[Records supplied]:
———

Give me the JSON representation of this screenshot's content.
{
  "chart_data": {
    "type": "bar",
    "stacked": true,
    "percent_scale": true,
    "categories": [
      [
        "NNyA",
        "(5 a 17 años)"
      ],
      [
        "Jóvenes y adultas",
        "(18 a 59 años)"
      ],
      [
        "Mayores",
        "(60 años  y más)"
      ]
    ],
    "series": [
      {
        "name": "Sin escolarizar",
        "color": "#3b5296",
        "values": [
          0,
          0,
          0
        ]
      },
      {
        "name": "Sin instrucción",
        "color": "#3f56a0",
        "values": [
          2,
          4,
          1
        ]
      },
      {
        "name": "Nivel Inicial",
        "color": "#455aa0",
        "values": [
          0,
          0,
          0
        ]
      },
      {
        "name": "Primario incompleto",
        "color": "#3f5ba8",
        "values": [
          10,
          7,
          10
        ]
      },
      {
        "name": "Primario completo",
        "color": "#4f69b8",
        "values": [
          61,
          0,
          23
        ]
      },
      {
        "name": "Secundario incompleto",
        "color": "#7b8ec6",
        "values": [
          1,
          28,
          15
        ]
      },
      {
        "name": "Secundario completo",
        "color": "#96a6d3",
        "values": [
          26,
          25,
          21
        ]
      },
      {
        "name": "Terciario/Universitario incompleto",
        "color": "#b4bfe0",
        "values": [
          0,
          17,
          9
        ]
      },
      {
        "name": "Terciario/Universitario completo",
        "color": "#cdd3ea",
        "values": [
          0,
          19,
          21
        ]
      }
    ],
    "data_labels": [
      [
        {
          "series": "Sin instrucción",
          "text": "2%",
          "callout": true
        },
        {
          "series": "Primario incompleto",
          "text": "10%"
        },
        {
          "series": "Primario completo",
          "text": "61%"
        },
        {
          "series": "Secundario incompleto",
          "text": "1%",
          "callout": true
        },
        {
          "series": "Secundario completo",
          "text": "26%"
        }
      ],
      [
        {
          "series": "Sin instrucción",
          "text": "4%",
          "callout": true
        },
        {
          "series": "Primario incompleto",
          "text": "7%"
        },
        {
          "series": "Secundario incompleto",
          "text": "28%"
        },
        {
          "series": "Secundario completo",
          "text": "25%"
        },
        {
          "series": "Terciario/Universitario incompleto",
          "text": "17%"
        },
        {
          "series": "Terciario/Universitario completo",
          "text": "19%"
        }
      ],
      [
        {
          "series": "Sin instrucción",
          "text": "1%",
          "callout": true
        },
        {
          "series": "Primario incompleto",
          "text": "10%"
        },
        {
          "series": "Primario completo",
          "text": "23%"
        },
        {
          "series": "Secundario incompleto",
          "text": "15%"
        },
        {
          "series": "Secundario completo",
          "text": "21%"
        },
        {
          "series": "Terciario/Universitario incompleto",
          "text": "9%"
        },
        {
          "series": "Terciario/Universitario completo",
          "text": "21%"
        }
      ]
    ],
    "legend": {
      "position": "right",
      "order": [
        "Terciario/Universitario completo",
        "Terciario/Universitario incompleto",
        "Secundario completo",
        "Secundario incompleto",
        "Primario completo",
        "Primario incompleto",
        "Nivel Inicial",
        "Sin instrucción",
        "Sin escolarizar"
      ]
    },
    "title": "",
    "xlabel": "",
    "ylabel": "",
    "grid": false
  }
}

———

[Goal]: Reproduce the entire listing word for word.

[Response to this exercise]:
Give me the JSON representation of this screenshot's content.
{
  "chart_data": {
    "type": "bar",
    "stacked": true,
    "percent_scale": true,
    "categories": [
      [
        "NNyA",
        "(5 a 17 años)"
      ],
      [
        "Jóvenes y adultas",
        "(18 a 59 años)"
      ],
      [
        "Mayores",
        "(60 años  y más)"
      ]
    ],
    "series": [
      {
        "name": "Sin escolarizar",
        "color": "#3b5296",
        "values": [
          0,
          0,
          0
        ]
      },
      {
        "name": "Sin instrucción",
        "color": "#3f56a0",
        "values": [
          2,
          4,
          1
        ]
      },
      {
        "name": "Nivel Inicial",
        "color": "#455aa0",
        "values": [
          0,
          0,
          0
        ]
      },
      {
        "name": "Primario incompleto",
        "color": "#3f5ba8",
        "values": [
          10,
          7,
          10
        ]
      },
      {
        "name": "Primario completo",
        "color": "#4f69b8",
        "values": [
          61,
          0,
          23
        ]
      },
      {
        "name": "Secundario incompleto",
        "color": "#7b8ec6",
        "values": [
          1,
          28,
          15
        ]
      },
      {
        "name": "Secundario completo",
        "color": "#96a6d3",
        "values": [
          26,
          25,
          21
        ]
      },
      {
        "name": "Terciario/Universitario incompleto",
        "color": "#b4bfe0",
        "values": [
          0,
          17,
          9
        ]
      },
      {
        "name": "Terciario/Universitario completo",
        "color": "#cdd3ea",
        "values": [
          0,
          19,
          21
        ]
      }
    ],
    "data_labels": [
      [
        {
          "series": "Sin instrucción",
          "text": "2%",
          "callout": true
        },
        {
          "series": "Primario incompleto",
          "text": "10%"
        },
        {
          "series": "Primario completo",
          "text": "61%"
        },
        {
          "series": "Secundario incompleto",
          "text": "1%",
          "callout": true
        },
        {
          "series": "Secundario completo",
          "text": "26%"
        }
      ],
      [
        {
          "series": "Sin instrucción",
          "text": "4%",
          "callout": true
        },
        {
          "series": "Primario incompleto",
          "text": "7%"
        },
        {
          "series": "Secundario incompleto",
          "text": "28%"
        },
        {
          "series": "Secundario completo",
          "text": "25%"
        },
        {
          "series": "Terciario/Universitario incompleto",
          "text": "17%"
        },
        {
          "series": "Terciario/Universitario completo",
          "text": "19%"
        }
      ],
      [
        {
          "series": "Sin instrucción",
          "text": "1%",
          "callout": true
        },
        {
          "series": "Primario incompleto",
          "text": "10%"
        },
        {
          "series": "Primario completo",
          "text": "23%"
        },
        {
          "series": "Secundario incompleto",
          "text": "15%"
        },
        {
          "series": "Secundario completo",
          "text": "21%"
        },
        {
          "series": "Terciario/Universitario incompleto",
          "text": "9%"
        },
        {
          "series": "Terciario/Universitario completo",
          "text": "21%"
        }
      ]
    ],
    "legend": {
      "position": "right",
      "order": [
        "Terciario/Universitario completo",
        "Terciario/Universitario incompleto",
        "Secundario completo",
        "Secundario incompleto",
        "Primario completo",
        "Primario incompleto",
        "Nivel Inicial",
        "Sin instrucción",
        "Sin escolarizar"
      ]
    },
    "title": "",
    "xlabel": "",
    "ylabel": "",
    "grid": false
  }
}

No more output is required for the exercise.